§ **What is asked**: Give the entries again exactly, every one of them.
= = = = =
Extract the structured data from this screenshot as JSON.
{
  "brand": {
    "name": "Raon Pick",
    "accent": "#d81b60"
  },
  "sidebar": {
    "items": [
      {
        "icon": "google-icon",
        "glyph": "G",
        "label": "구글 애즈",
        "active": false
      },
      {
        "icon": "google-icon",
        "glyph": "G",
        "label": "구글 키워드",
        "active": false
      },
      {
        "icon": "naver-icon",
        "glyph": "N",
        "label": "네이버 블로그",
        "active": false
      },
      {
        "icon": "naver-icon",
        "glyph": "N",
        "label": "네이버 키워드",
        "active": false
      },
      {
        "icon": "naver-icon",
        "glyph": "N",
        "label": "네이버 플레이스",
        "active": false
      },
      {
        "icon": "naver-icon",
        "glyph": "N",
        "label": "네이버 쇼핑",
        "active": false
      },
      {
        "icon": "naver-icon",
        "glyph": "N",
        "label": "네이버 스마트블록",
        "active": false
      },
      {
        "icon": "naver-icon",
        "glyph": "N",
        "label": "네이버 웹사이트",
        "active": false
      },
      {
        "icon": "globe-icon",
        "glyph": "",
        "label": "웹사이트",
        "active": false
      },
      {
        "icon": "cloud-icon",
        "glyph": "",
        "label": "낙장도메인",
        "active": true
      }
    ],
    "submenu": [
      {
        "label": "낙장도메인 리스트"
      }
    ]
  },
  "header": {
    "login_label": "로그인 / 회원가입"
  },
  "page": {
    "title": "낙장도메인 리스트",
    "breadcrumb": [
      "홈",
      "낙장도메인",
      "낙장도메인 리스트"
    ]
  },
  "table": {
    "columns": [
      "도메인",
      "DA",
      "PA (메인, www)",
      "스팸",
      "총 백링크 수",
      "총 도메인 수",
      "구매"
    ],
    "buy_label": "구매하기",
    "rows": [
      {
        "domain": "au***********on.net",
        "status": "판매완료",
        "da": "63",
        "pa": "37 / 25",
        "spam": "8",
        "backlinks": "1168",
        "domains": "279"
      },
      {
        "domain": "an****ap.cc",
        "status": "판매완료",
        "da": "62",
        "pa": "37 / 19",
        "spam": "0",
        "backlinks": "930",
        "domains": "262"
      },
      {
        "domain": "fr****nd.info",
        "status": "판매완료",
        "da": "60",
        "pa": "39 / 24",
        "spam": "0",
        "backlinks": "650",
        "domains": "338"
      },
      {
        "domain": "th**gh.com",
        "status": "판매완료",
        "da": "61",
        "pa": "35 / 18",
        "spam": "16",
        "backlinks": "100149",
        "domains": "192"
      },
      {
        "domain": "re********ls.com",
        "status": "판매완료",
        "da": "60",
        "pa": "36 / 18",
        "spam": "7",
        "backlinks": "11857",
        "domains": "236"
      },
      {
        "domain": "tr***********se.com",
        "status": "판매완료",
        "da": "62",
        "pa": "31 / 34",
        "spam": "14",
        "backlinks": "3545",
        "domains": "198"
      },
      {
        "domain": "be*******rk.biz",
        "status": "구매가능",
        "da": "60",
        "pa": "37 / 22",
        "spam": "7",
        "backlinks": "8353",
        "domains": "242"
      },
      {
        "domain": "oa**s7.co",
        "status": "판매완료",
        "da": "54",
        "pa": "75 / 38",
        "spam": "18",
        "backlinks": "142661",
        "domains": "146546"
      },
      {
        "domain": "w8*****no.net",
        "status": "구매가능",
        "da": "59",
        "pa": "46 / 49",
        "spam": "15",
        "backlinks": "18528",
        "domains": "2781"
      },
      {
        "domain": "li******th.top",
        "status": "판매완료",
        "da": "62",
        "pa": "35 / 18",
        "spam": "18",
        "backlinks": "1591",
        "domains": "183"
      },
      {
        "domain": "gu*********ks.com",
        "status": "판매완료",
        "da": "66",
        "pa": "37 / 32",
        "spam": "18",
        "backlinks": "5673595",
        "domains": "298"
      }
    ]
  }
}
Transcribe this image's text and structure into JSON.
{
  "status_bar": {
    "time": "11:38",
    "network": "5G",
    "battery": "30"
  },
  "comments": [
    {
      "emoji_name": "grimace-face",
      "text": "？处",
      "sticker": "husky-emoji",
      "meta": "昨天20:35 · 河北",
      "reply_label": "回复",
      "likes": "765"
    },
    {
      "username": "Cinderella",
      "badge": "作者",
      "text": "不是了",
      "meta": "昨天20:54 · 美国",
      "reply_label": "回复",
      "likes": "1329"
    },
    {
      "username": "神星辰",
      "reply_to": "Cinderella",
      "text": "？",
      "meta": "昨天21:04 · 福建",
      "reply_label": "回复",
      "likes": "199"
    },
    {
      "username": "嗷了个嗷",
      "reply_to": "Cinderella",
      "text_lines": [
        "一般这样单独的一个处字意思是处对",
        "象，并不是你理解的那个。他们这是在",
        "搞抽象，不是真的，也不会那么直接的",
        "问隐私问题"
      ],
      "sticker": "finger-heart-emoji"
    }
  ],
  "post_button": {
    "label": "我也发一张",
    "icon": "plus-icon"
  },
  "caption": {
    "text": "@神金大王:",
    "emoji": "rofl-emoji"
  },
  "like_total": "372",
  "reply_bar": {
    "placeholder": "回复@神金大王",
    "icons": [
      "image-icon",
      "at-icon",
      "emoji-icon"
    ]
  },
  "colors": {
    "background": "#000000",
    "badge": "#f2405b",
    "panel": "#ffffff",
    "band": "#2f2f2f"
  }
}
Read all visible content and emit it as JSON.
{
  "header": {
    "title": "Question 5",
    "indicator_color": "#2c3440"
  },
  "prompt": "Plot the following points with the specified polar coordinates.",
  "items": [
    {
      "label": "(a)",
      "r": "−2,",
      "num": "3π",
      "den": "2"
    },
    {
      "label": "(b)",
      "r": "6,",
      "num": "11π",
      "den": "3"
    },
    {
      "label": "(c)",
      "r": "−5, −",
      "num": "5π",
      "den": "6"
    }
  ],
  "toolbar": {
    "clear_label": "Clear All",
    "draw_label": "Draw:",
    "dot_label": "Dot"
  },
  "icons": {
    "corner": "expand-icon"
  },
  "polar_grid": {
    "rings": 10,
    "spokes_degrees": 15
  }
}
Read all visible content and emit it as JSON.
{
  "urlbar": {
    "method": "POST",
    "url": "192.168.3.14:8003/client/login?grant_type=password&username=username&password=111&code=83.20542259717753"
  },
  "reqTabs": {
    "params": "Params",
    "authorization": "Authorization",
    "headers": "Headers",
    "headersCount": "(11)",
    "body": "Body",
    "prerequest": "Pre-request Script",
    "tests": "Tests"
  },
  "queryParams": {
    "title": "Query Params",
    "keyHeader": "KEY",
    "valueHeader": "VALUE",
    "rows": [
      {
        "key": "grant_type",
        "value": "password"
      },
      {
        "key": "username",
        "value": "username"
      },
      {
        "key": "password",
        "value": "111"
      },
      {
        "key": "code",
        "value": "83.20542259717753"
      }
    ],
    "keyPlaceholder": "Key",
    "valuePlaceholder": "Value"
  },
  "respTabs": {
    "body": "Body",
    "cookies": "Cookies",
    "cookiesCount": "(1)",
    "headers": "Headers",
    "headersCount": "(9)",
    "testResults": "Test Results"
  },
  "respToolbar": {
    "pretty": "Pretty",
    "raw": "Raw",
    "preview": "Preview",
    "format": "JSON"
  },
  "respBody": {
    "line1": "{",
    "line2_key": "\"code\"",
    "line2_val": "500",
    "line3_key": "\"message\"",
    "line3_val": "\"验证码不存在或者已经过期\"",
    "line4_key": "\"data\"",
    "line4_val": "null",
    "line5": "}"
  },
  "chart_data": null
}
= = = = =
§ **Correct result**:
Extract the structured data from this screenshot as JSON.
{
  "brand": {
    "name": "Raon Pick",
    "accent": "#d81b60"
  },
  "sidebar": {
    "items": [
      {
        "icon": "google-icon",
        "glyph": "G",
        "label": "구글 애즈",
        "active": false
      },
      {
        "icon": "google-icon",
        "glyph": "G",
        "label": "구글 키워드",
        "active": false
      },
      {
        "icon": "naver-icon",
        "glyph": "N",
        "label": "네이버 블로그",
        "active": false
      },
      {
        "icon": "naver-icon",
        "glyph": "N",
        "label": "네이버 키워드",
        "active": false
      },
      {
        "icon": "naver-icon",
        "glyph": "N",
        "label": "네이버 플레이스",
        "active": false
      },
      {
        "icon": "naver-icon",
        "glyph": "N",
        "label": "네이버 쇼핑",
        "active": false
      },
      {
        "icon": "naver-icon",
        "glyph": "N",
        "label": "네이버 스마트블록",
        "active": false
      },
      {
        "icon": "naver-icon",
        "glyph": "N",
        "label": "네이버 웹사이트",
        "active": false
      },
      {
        "icon": "globe-icon",
        "glyph": "",
        "label": "웹사이트",
        "active": false
      },
      {
        "icon": "cloud-icon",
        "glyph": "",
        "label": "낙장도메인",
        "active": true
      }
    ],
    "submenu": [
      {
        "label": "낙장도메인 리스트"
      }
    ]
  },
  "header": {
    "login_label": "로그인 / 회원가입"
  },
  "page": {
    "title": "낙장도메인 리스트",
    "breadcrumb": [
      "홈",
      "낙장도메인",
      "낙장도메인 리스트"
    ]
  },
  "table": {
    "columns": [
      "도메인",
      "DA",
      "PA (메인, www)",
      "스팸",
      "총 백링크 수",
      "총 도메인 수",
      "구매"
    ],
    "buy_label": "구매하기",
    "rows": [
      {
        "domain": "au***********on.net",
        "status": "판매완료",
        "da": "63",
        "pa": "37 / 25",
        "spam": "8",
        "backlinks": "1168",
        "domains": "279"
      },
      {
        "domain": "an****ap.cc",
        "status": "판매완료",
        "da": "62",
        "pa": "37 / 19",
        "spam": "0",
        "backlinks": "930",
        "domains": "262"
      },
      {
        "domain": "fr****nd.info",
        "status": "판매완료",
        "da": "60",
        "pa": "39 / 24",
        "spam": "0",
        "backlinks": "650",
        "domains": "338"
      },
      {
        "domain": "th**gh.com",
        "status": "판매완료",
        "da": "61",
        "pa": "35 / 18",
        "spam": "16",
        "backlinks": "100149",
        "domains": "192"
      },
      {
        "domain": "re********ls.com",
        "status": "판매완료",
        "da": "60",
        "pa": "36 / 18",
        "spam": "7",
        "backlinks": "11857",
        "domains": "236"
      },
      {
        "domain": "tr***********se.com",
        "status": "판매완료",
        "da": "62",
        "pa": "31 / 34",
        "spam": "14",
        "backlinks": "3545",
        "domains": "198"
      },
      {
        "domain": "be*******rk.biz",
        "status": "구매가능",
        "da": "60",
        "pa": "37 / 22",
        "spam": "7",
        "backlinks": "8353",
        "domains": "242"
      },
      {
        "domain": "oa**s7.co",
        "status": "판매완료",
        "da": "54",
        "pa": "75 / 38",
        "spam": "18",
        "backlinks": "142661",
        "domains": "146546"
      },
      {
        "domain": "w8*****no.net",
        "status": "구매가능",
        "da": "59",
        "pa": "46 / 49",
        "spam": "15",
        "backlinks": "18528",
        "domains": "2781"
      },
      {
        "domain": "li******th.top",
        "status": "판매완료",
        "da": "62",
        "pa": "35 / 18",
        "spam": "18",
        "backlinks": "1591",
        "domains": "183"
      },
      {
        "domain": "gu*********ks.com",
        "status": "판매완료",
        "da": "66",
        "pa": "37 / 32",
        "spam": "18",
        "backlinks": "5673595",
        "domains": "298"
      }
    ]
  }
}
Transcribe this image's text and structure into JSON.
{
  "status_bar": {
    "time": "11:38",
    "network": "5G",
    "battery": "30"
  },
  "comments": [
    {
      "emoji_name": "grimace-face",
      "text": "？处",
      "sticker": "husky-emoji",
      "meta": "昨天20:35 · 河北",
      "reply_label": "回复",
      "likes": "765"
    },
    {
      "username": "Cinderella",
      "badge": "作者",
      "text": "不是了",
      "meta": "昨天20:54 · 美国",
      "reply_label": "回复",
      "likes": "1329"
    },
    {
      "username": "神星辰",
      "reply_to": "Cinderella",
      "text": "？",
      "meta": "昨天21:04 · 福建",
      "reply_label": "回复",
      "likes": "199"
    },
    {
      "username": "嗷了个嗷",
      "reply_to": "Cinderella",
      "text_lines": [
        "一般这样单独的一个处字意思是处对",
        "象，并不是你理解的那个。他们这是在",
        "搞抽象，不是真的，也不会那么直接的",
        "问隐私问题"
      ],
      "sticker": "finger-heart-emoji"
    }
  ],
  "post_button": {
    "label": "我也发一张",
    "icon": "plus-icon"
  },
  "caption": {
    "text": "@神金大王:",
    "emoji": "rofl-emoji"
  },
  "like_total": "372",
  "reply_bar": {
    "placeholder": "回复@神金大王",
    "icons": [
      "image-icon",
      "at-icon",
      "emoji-icon"
    ]
  },
  "colors": {
    "background": "#000000",
    "badge": "#f2405b",
    "panel": "#ffffff",
    "band": "#2f2f2f"
  }
}
Read all visible content and emit it as JSON.
{
  "header": {
    "title": "Question 5",
    "indicator_color": "#2c3440"
  },
  "prompt": "Plot the following points with the specified polar coordinates.",
  "items": [
    {
      "label": "(a)",
      "r": "−2,",
      "num": "3π",
      "den": "2"
    },
    {
      "label": "(b)",
      "r": "6,",
      "num": "11π",
      "den": "3"
    },
    {
      "label": "(c)",
      "r": "−5, −",
      "num": "5π",
      "den": "6"
    }
  ],
  "toolbar": {
    "clear_label": "Clear All",
    "draw_label": "Draw:",
    "dot_label": "Dot"
  },
  "icons": {
    "corner": "expand-icon"
  },
  "polar_grid": {
    "rings": 10,
    "spokes_degrees": 15
  }
}
Read all visible content and emit it as JSON.
{
  "urlbar": {
    "method": "POST",
    "url": "192.168.3.14:8003/client/login?grant_type=password&username=username&password=111&code=83.20542259717753"
  },
  "reqTabs": {
    "params": "Params",
    "authorization": "Authorization",
    "headers": "Headers",
    "headersCount": "(11)",
    "body": "Body",
    "prerequest": "Pre-request Script",
    "tests": "Tests"
  },
  "queryParams": {
    "title": "Query Params",
    "keyHeader": "KEY",
    "valueHeader": "VALUE",
    "rows": [
      {
        "key": "grant_type",
        "value": "password"
      },
      {
        "key": "username",
        "value": "username"
      },
      {
        "key": "password",
        "value": "111"
      },
      {
        "key": "code",
        "value": "83.20542259717753"
      }
    ],
    "keyPlaceholder": "Key",
    "valuePlaceholder": "Value"
  },
  "respTabs": {
    "body": "Body",
    "cookies": "Cookies",
    "cookiesCount": "(1)",
    "headers": "Headers",
    "headersCount": "(9)",
    "testResults": "Test Results"
  },
  "respToolbar": {
    "pretty": "Pretty",
    "raw": "Raw",
    "preview": "Preview",
    "format": "JSON"
  },
  "respBody": {
    "line1": "{",
    "line2_key": "\"code\"",
    "line2_val": "500",
    "line3_key": "\"message\"",
    "line3_val": "\"验证码不存在或者已经过期\"",
    "line4_key": "\"data\"",
    "line4_val": "null",
    "line5": "}"
  },
  "chart_data": null
}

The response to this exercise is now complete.